*PROBLÈME À RÉSOUDRE:* Recopiez fidèlement, dans l'article ci-dessous sur le projet de Mélisande [électrotrad], tout le passage allant de «Pour son premier» jusqu'à «répondu à l’appel.».

*EXTRAIT:*
※ ※ ※

18 juillet 2018
Ambitieux projet de Mélisande [électrotrad]
Les chansons des berges du Richelieu à l’honneur
Par: Olivier Dénommée
Mélisande [électrotrad] est en tournée ce mois-ci en Ontario et en Californie, mais sera de retour pour un spectacle gratuit à Belœil le 2 août à 19h30 dans le cadre des Rendez-vous des Cigales. Un nouveau vidéoclip pour la chanson «Sur la rintintin» a aussi récemment vu le jour. Photo: François Larivière

Mélisande [électrotrad] est en tournée ce mois-ci en Ontario et en Californie, mais sera de retour pour un spectacle gratuit à Belœil le 2 août à 19h30 dans le cadre des Rendez-vous des Cigales. Un nouveau vidéoclip pour la chanson «Sur la rintintin» a aussi récemment vu le jour. Photo: François Larivière

Pour son premier album, le projet Mélisande [électrotrad] avait fouillé des recueils de chansons traditionnelles. Le groupe est allé plus loin avec son deuxième album, consultant des enregistrements sur bobines ou rouleaux de cire jusqu’à la Library of Congress à Washington… Pour un troisième enregistrement studio, les musiciens ont décidé d’aller à la source et de rencontrer les chanteurs eux-mêmes pour découvrir les chansons qui les ont marqués. Plus d’une quinzaine ont déjà répondu à l’appel.

C’était la suite logique pour Mélisande, composé du couple Mélisande Gélinas-Fauteux et Alexandre Moulin de Grosbois-Garand, qui cherche toujours à faire honneur au trad québécois tout en lui donnant un enrobage plus actuel. «Symboliquement, on voulait ratisser les 25 municipalités longeant la rivière Richelieu, de Lacolle jusqu’à Sorel, pour rencontrer des gens et entendre leurs chansons, explique la chanteuse Mélisande. C’est assez colossal!» La première étape a été de prendre contact avec les associations des Chevaliers de Colomb, des FADOQ et de la Légion royale canadienne de la région pour rencontrer les gens qui se souviennent de quelques chansons, mais les recherches se poursuivront jusqu’en mars. L’initiative est appuyée par le Conseil des arts et des lettres du Québec et par le Conseil des arts du Canada.

※ ※ ※

Données d'analyse structurée de pages:
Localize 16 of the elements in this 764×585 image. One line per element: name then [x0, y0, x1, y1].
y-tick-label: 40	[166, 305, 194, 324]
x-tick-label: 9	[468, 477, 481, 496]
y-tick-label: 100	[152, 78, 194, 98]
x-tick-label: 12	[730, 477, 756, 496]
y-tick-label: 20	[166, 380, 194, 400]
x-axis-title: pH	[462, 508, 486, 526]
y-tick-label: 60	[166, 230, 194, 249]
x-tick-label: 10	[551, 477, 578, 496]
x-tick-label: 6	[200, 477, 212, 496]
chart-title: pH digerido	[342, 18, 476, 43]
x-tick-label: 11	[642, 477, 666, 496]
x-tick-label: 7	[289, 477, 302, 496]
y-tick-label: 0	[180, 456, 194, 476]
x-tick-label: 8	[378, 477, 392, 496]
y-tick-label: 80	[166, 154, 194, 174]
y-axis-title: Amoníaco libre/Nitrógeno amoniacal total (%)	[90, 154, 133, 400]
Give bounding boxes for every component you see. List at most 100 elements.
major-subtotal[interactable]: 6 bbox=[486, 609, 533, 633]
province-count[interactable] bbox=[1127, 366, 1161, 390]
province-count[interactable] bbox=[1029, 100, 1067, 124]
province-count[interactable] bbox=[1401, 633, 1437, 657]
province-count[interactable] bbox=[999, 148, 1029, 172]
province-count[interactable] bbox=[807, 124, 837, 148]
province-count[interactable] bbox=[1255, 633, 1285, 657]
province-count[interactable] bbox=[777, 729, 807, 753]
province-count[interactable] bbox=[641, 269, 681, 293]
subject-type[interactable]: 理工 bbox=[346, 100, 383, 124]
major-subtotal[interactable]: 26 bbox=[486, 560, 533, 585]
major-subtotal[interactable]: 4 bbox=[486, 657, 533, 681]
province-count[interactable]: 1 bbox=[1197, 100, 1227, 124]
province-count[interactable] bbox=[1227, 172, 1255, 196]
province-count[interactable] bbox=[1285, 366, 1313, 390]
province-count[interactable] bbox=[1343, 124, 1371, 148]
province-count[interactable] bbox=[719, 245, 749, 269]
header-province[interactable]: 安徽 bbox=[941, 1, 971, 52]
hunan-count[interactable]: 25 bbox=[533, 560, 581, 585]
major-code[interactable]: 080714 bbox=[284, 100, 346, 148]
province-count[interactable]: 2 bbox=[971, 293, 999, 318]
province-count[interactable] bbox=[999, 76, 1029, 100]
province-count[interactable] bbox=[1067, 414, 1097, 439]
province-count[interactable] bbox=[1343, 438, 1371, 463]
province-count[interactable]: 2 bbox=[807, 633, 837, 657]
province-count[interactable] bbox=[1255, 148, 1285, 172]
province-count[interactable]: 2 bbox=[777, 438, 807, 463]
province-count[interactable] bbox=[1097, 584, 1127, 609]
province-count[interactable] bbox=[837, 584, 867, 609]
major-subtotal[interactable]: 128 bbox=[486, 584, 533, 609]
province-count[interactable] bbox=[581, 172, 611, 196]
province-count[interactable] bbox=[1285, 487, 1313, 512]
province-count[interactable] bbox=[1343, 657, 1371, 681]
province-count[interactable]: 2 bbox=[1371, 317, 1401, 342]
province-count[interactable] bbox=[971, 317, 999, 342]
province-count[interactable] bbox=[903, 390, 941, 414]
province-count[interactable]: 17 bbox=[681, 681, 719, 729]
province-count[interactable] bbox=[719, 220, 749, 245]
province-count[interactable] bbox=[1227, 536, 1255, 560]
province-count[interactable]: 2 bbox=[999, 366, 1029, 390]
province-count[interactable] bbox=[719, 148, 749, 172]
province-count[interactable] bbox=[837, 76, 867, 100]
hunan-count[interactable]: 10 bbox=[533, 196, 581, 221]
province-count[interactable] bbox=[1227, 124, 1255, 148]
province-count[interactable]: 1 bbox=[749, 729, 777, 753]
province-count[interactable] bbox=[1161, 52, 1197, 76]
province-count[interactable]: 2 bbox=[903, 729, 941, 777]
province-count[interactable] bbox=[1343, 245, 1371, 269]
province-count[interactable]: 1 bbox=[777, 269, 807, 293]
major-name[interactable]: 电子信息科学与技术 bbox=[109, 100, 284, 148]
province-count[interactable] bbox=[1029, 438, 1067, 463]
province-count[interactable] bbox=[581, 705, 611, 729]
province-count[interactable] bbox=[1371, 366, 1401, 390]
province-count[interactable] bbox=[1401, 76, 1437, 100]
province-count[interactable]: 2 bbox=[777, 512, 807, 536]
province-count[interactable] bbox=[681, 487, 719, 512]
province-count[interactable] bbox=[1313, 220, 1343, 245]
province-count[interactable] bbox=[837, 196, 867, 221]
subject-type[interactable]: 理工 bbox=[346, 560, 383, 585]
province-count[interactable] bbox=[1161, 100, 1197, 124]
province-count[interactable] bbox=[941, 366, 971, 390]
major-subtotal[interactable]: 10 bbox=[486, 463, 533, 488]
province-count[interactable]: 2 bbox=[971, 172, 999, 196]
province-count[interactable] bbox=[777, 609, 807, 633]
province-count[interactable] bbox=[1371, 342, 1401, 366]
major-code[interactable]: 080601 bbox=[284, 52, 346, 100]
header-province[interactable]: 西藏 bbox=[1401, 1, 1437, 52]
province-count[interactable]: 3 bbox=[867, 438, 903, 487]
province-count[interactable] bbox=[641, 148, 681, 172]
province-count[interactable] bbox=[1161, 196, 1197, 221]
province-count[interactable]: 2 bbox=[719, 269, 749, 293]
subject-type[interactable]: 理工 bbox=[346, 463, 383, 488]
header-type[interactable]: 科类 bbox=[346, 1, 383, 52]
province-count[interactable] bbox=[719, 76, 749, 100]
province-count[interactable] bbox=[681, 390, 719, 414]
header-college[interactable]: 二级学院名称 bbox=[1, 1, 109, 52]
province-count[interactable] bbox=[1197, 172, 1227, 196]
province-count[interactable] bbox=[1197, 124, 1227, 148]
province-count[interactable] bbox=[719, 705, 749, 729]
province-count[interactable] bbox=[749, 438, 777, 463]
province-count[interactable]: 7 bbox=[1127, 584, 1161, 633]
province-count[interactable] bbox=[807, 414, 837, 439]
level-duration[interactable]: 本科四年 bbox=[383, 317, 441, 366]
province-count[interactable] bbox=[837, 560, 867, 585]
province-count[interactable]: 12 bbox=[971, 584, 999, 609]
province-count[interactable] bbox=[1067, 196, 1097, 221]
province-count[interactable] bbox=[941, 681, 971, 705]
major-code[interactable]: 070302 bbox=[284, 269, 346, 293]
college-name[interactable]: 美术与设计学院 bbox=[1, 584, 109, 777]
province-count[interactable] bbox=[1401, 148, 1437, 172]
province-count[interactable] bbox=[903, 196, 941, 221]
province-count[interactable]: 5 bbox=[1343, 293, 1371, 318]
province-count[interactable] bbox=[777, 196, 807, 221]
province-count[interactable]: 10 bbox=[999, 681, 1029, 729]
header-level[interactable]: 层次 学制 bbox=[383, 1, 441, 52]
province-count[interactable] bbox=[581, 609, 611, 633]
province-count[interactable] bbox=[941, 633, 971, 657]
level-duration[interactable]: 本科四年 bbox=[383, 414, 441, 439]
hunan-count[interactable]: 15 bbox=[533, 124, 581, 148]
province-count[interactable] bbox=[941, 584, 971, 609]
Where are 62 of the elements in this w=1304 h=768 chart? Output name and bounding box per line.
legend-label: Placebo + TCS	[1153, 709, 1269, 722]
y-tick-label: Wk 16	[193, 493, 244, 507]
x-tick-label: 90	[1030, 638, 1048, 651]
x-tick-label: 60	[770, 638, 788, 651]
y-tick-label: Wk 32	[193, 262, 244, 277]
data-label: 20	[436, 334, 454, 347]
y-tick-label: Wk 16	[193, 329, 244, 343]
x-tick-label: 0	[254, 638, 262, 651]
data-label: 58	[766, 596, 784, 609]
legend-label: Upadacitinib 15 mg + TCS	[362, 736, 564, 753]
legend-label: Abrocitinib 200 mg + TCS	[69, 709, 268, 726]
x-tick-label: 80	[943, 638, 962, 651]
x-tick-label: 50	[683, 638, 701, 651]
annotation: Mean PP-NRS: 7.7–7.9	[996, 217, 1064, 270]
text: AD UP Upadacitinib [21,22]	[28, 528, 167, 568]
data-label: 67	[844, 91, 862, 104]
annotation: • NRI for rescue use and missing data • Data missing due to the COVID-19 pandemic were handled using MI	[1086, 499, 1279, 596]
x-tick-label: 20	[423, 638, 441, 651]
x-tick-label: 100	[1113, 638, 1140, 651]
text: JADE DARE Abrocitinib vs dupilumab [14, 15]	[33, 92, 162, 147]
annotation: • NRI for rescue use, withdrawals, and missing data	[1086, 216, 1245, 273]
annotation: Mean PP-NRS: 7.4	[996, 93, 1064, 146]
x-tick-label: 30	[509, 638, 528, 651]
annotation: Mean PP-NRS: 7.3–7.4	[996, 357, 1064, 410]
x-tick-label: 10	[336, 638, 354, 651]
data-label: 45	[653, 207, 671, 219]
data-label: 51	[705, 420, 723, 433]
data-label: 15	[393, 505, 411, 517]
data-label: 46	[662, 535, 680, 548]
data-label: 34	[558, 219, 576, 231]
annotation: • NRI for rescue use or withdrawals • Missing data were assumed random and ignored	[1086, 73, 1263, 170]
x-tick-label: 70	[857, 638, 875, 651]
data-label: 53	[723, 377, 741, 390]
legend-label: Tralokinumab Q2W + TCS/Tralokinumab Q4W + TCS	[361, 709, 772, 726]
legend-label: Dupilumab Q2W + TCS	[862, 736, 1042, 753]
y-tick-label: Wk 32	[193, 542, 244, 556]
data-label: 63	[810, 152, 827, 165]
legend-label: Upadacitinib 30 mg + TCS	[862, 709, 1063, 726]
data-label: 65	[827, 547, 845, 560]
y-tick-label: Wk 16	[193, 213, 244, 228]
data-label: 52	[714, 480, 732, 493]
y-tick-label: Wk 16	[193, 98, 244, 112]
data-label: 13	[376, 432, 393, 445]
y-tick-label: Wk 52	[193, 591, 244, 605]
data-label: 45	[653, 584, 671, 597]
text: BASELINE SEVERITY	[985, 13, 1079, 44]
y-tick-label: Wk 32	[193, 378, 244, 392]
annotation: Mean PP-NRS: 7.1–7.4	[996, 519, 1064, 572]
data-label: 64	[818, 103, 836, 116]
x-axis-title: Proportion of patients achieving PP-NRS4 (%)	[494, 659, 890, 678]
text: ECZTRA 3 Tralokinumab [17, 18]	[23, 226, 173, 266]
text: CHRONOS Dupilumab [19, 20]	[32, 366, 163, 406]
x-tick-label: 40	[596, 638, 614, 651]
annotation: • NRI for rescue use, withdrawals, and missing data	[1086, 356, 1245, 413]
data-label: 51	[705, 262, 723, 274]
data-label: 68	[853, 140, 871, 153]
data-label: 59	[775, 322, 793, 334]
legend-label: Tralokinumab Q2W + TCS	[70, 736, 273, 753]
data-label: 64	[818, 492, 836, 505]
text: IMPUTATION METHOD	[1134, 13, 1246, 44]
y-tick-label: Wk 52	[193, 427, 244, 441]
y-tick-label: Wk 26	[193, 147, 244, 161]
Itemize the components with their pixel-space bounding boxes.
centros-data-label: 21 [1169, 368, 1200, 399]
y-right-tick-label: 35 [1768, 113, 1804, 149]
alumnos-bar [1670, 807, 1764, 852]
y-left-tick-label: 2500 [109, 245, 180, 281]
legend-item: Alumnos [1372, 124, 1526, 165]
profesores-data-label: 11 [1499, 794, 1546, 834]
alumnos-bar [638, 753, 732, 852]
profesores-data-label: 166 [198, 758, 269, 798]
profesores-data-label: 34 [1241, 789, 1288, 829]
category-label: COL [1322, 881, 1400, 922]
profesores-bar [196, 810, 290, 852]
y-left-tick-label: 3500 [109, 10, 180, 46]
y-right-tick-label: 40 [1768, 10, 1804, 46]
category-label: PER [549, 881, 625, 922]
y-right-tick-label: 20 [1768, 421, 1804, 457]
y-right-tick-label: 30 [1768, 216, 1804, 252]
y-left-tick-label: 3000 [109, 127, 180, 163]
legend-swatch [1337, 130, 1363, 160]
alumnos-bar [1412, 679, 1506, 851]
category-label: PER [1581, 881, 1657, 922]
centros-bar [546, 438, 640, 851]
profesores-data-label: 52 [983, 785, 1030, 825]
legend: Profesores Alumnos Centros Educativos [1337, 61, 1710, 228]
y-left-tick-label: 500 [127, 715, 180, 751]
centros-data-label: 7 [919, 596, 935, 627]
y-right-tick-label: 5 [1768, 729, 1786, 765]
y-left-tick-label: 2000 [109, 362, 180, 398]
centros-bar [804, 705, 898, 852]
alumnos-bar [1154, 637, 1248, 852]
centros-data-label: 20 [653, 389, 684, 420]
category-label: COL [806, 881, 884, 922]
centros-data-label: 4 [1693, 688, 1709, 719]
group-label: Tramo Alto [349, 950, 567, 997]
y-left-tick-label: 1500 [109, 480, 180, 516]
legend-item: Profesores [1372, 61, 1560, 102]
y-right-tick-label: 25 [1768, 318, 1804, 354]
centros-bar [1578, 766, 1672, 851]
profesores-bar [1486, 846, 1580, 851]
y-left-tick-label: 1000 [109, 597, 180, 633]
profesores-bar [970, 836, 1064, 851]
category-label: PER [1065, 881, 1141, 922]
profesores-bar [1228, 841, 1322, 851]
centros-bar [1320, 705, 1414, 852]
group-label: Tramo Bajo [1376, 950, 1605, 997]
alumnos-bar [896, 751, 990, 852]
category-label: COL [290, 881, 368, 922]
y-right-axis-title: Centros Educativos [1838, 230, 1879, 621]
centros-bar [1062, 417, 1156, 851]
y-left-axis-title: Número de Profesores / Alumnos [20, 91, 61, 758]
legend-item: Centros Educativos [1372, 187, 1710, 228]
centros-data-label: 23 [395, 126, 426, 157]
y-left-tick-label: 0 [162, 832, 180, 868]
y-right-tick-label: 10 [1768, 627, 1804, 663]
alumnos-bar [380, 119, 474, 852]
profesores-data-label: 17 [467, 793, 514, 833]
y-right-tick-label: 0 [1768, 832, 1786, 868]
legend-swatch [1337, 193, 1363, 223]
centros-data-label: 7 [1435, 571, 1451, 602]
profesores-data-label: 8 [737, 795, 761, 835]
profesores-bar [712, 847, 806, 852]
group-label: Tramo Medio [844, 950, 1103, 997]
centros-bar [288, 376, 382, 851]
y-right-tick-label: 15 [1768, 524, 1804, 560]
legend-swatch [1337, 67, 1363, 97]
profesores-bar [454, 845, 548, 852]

※ ※ ※

*SOLUTION RÉDIGÉE:*
Pour son premier album, le projet Mélisande [électrotrad] avait fouillé des recueils de chansons traditionnelles. Le groupe est allé plus loin avec son deuxième album, consultant des enregistrements sur bobines ou rouleaux de cire jusqu’à la Library of Congress à Washington… Pour un troisième enregistrement studio, les musiciens ont décidé d’aller à la source et de rencontrer les chanteurs eux-mêmes pour découvrir les chansons qui les ont marqués. Plus d’une quinzaine ont déjà répondu à l’appel.